* INSTRUCTIONS FOR THE TASK *
State the number of lines that contain "verticalLayout", with no other text.
□ □ □
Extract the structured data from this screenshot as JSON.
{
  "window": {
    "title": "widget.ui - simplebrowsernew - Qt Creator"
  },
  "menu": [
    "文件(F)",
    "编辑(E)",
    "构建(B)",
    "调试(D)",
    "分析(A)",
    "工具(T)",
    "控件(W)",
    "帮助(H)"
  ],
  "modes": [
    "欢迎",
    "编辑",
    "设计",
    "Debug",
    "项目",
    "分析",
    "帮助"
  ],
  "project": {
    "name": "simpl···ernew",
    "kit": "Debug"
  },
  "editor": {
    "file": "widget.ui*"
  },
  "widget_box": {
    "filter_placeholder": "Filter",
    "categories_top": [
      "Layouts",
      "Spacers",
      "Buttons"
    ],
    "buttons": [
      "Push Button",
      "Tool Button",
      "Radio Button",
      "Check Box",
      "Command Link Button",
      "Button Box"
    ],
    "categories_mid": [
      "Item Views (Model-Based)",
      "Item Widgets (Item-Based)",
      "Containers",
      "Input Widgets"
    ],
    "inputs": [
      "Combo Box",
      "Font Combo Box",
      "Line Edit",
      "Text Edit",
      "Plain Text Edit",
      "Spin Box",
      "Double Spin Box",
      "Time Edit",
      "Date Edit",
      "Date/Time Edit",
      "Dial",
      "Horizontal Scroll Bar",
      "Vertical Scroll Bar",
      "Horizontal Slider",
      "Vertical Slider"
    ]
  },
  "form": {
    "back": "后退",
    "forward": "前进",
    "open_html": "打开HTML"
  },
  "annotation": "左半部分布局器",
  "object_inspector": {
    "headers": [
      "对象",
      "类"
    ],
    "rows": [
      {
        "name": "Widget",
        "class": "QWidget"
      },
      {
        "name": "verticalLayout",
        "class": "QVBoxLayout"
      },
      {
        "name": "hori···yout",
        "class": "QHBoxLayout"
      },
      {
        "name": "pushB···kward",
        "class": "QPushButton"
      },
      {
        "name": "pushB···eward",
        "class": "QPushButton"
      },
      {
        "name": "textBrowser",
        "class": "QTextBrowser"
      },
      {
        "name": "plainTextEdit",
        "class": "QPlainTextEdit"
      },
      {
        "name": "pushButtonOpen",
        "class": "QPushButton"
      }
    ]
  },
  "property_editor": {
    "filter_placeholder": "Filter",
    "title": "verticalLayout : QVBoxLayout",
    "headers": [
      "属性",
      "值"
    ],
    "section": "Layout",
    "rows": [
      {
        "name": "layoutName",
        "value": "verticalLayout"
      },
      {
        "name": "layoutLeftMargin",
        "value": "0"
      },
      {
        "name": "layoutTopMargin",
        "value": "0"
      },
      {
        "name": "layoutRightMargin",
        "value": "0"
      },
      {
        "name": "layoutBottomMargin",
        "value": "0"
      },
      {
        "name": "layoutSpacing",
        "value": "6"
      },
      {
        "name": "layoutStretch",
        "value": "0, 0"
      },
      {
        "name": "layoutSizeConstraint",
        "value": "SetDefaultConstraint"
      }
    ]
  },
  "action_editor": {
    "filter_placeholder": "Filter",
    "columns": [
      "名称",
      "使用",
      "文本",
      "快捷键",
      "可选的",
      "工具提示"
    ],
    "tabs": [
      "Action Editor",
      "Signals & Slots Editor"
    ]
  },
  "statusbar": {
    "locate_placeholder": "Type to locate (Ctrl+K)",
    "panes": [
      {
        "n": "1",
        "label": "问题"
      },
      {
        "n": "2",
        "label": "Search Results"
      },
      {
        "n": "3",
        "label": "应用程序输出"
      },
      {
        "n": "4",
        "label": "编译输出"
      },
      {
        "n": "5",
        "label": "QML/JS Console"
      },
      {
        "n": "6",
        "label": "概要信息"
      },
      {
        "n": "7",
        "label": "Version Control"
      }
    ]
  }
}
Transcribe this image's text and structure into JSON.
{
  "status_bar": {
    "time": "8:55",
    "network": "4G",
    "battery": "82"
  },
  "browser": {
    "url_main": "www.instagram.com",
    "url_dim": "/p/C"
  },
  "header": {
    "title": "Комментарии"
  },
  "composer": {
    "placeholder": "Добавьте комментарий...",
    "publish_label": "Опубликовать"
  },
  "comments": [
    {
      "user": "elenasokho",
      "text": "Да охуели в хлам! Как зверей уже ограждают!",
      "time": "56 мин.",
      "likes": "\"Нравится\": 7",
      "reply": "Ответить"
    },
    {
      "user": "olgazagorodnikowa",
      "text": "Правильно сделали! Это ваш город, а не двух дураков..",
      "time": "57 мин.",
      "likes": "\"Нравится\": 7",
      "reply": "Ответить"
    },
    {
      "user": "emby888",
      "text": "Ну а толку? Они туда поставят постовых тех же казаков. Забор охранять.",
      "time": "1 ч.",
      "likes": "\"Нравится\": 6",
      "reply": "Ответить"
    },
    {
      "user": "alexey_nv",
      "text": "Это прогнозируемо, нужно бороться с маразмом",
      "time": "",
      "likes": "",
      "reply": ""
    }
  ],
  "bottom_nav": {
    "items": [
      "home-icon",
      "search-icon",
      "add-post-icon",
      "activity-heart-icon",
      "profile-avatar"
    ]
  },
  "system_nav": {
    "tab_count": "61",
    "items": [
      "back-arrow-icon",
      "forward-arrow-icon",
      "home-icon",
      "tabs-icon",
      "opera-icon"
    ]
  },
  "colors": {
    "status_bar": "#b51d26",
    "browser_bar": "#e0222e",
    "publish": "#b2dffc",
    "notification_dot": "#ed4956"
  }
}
□ □ □
* ANSWER TO THIS EXERCISE *
3